## Begin Stored data

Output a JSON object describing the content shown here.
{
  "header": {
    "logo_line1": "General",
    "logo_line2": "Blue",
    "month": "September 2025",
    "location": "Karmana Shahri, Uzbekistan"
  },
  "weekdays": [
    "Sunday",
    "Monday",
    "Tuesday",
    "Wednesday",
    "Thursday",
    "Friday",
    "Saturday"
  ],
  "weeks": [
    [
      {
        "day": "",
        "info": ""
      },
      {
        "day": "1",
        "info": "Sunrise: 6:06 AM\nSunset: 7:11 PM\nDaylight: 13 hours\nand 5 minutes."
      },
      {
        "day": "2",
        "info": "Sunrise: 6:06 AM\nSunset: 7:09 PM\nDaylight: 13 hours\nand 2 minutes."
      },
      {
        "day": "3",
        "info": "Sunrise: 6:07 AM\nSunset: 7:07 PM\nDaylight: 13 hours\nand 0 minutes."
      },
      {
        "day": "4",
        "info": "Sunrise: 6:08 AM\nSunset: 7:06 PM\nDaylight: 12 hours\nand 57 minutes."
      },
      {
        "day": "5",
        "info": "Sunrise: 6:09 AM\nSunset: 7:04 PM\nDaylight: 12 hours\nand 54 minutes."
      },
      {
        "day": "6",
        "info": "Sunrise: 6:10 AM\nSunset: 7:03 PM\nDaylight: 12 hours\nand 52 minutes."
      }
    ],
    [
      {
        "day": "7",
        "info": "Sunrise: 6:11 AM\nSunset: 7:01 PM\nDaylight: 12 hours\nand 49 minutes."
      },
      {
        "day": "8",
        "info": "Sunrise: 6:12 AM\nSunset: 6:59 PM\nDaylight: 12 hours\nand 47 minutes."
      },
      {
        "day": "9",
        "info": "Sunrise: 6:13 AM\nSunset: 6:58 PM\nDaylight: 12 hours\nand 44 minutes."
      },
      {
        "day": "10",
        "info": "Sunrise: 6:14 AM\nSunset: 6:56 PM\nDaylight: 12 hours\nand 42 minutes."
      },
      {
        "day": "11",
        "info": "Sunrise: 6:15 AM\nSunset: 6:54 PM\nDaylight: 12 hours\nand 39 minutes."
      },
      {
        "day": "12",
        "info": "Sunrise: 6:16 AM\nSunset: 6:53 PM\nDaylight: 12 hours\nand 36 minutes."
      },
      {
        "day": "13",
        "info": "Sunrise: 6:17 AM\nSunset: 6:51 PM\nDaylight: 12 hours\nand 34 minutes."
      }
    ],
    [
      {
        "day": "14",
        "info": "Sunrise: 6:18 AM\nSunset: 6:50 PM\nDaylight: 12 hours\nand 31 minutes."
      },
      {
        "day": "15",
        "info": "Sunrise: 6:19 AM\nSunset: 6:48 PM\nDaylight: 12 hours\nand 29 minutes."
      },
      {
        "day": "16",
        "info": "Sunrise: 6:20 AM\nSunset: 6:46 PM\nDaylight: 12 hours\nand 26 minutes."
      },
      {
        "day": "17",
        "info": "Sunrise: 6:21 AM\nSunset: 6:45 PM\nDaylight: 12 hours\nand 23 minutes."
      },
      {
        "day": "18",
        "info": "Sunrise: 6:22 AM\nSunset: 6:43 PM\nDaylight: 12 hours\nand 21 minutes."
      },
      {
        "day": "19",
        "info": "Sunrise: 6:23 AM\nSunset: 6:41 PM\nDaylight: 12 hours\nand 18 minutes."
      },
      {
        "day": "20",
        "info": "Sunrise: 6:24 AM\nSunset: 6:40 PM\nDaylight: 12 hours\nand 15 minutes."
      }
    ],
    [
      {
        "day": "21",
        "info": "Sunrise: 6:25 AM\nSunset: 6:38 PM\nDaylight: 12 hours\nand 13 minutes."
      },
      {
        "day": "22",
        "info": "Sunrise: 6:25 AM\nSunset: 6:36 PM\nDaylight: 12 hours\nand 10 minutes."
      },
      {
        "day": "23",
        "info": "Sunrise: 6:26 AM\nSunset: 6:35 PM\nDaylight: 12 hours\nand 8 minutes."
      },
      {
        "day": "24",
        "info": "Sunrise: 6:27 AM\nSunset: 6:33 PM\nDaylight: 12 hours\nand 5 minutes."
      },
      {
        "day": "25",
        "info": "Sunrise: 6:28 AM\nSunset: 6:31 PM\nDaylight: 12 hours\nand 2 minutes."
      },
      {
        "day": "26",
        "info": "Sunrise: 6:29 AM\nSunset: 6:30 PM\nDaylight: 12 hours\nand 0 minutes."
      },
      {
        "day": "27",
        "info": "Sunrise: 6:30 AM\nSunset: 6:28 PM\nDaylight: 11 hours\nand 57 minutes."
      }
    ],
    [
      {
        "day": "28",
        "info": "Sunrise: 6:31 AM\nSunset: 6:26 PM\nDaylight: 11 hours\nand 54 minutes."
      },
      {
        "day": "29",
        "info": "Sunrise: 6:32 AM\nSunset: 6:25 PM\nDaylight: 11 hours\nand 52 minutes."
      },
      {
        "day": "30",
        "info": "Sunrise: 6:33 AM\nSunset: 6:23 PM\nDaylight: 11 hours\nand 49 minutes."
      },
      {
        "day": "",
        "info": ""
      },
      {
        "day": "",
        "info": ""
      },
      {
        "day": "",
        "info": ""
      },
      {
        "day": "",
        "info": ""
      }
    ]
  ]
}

## End Stored data

■ Problem requirements ■
Every record shown above should be written out again exactly.

■ Answer to the exercise ■
Output a JSON object describing the content shown here.
{
  "header": {
    "logo_line1": "General",
    "logo_line2": "Blue",
    "month": "September 2025",
    "location": "Karmana Shahri, Uzbekistan"
  },
  "weekdays": [
    "Sunday",
    "Monday",
    "Tuesday",
    "Wednesday",
    "Thursday",
    "Friday",
    "Saturday"
  ],
  "weeks": [
    [
      {
        "day": "",
        "info": ""
      },
      {
        "day": "1",
        "info": "Sunrise: 6:06 AM\nSunset: 7:11 PM\nDaylight: 13 hours\nand 5 minutes."
      },
      {
        "day": "2",
        "info": "Sunrise: 6:06 AM\nSunset: 7:09 PM\nDaylight: 13 hours\nand 2 minutes."
      },
      {
        "day": "3",
        "info": "Sunrise: 6:07 AM\nSunset: 7:07 PM\nDaylight: 13 hours\nand 0 minutes."
      },
      {
        "day": "4",
        "info": "Sunrise: 6:08 AM\nSunset: 7:06 PM\nDaylight: 12 hours\nand 57 minutes."
      },
      {
        "day": "5",
        "info": "Sunrise: 6:09 AM\nSunset: 7:04 PM\nDaylight: 12 hours\nand 54 minutes."
      },
      {
        "day": "6",
        "info": "Sunrise: 6:10 AM\nSunset: 7:03 PM\nDaylight: 12 hours\nand 52 minutes."
      }
    ],
    [
      {
        "day": "7",
        "info": "Sunrise: 6:11 AM\nSunset: 7:01 PM\nDaylight: 12 hours\nand 49 minutes."
      },
      {
        "day": "8",
        "info": "Sunrise: 6:12 AM\nSunset: 6:59 PM\nDaylight: 12 hours\nand 47 minutes."
      },
      {
        "day": "9",
        "info": "Sunrise: 6:13 AM\nSunset: 6:58 PM\nDaylight: 12 hours\nand 44 minutes."
      },
      {
        "day": "10",
        "info": "Sunrise: 6:14 AM\nSunset: 6:56 PM\nDaylight: 12 hours\nand 42 minutes."
      },
      {
        "day": "11",
        "info": "Sunrise: 6:15 AM\nSunset: 6:54 PM\nDaylight: 12 hours\nand 39 minutes."
      },
      {
        "day": "12",
        "info": "Sunrise: 6:16 AM\nSunset: 6:53 PM\nDaylight: 12 hours\nand 36 minutes."
      },
      {
        "day": "13",
        "info": "Sunrise: 6:17 AM\nSunset: 6:51 PM\nDaylight: 12 hours\nand 34 minutes."
      }
    ],
    [
      {
        "day": "14",
        "info": "Sunrise: 6:18 AM\nSunset: 6:50 PM\nDaylight: 12 hours\nand 31 minutes."
      },
      {
        "day": "15",
        "info": "Sunrise: 6:19 AM\nSunset: 6:48 PM\nDaylight: 12 hours\nand 29 minutes."
      },
      {
        "day": "16",
        "info": "Sunrise: 6:20 AM\nSunset: 6:46 PM\nDaylight: 12 hours\nand 26 minutes."
      },
      {
        "day": "17",
        "info": "Sunrise: 6:21 AM\nSunset: 6:45 PM\nDaylight: 12 hours\nand 23 minutes."
      },
      {
        "day": "18",
        "info": "Sunrise: 6:22 AM\nSunset: 6:43 PM\nDaylight: 12 hours\nand 21 minutes."
      },
      {
        "day": "19",
        "info": "Sunrise: 6:23 AM\nSunset: 6:41 PM\nDaylight: 12 hours\nand 18 minutes."
      },
      {
        "day": "20",
        "info": "Sunrise: 6:24 AM\nSunset: 6:40 PM\nDaylight: 12 hours\nand 15 minutes."
      }
    ],
    [
      {
        "day": "21",
        "info": "Sunrise: 6:25 AM\nSunset: 6:38 PM\nDaylight: 12 hours\nand 13 minutes."
      },
      {
        "day": "22",
        "info": "Sunrise: 6:25 AM\nSunset: 6:36 PM\nDaylight: 12 hours\nand 10 minutes."
      },
      {
        "day": "23",
        "info": "Sunrise: 6:26 AM\nSunset: 6:35 PM\nDaylight: 12 hours\nand 8 minutes."
      },
      {
        "day": "24",
        "info": "Sunrise: 6:27 AM\nSunset: 6:33 PM\nDaylight: 12 hours\nand 5 minutes."
      },
      {
        "day": "25",
        "info": "Sunrise: 6:28 AM\nSunset: 6:31 PM\nDaylight: 12 hours\nand 2 minutes."
      },
      {
        "day": "26",
        "info": "Sunrise: 6:29 AM\nSunset: 6:30 PM\nDaylight: 12 hours\nand 0 minutes."
      },
      {
        "day": "27",
        "info": "Sunrise: 6:30 AM\nSunset: 6:28 PM\nDaylight: 11 hours\nand 57 minutes."
      }
    ],
    [
      {
        "day": "28",
        "info": "Sunrise: 6:31 AM\nSunset: 6:26 PM\nDaylight: 11 hours\nand 54 minutes."
      },
      {
        "day": "29",
        "info": "Sunrise: 6:32 AM\nSunset: 6:25 PM\nDaylight: 11 hours\nand 52 minutes."
      },
      {
        "day": "30",
        "info": "Sunrise: 6:33 AM\nSunset: 6:23 PM\nDaylight: 11 hours\nand 49 minutes."
      },
      {
        "day": "",
        "info": ""
      },
      {
        "day": "",
        "info": ""
      },
      {
        "day": "",
        "info": ""
      },
      {
        "day": "",
        "info": ""
      }
    ]
  ]
}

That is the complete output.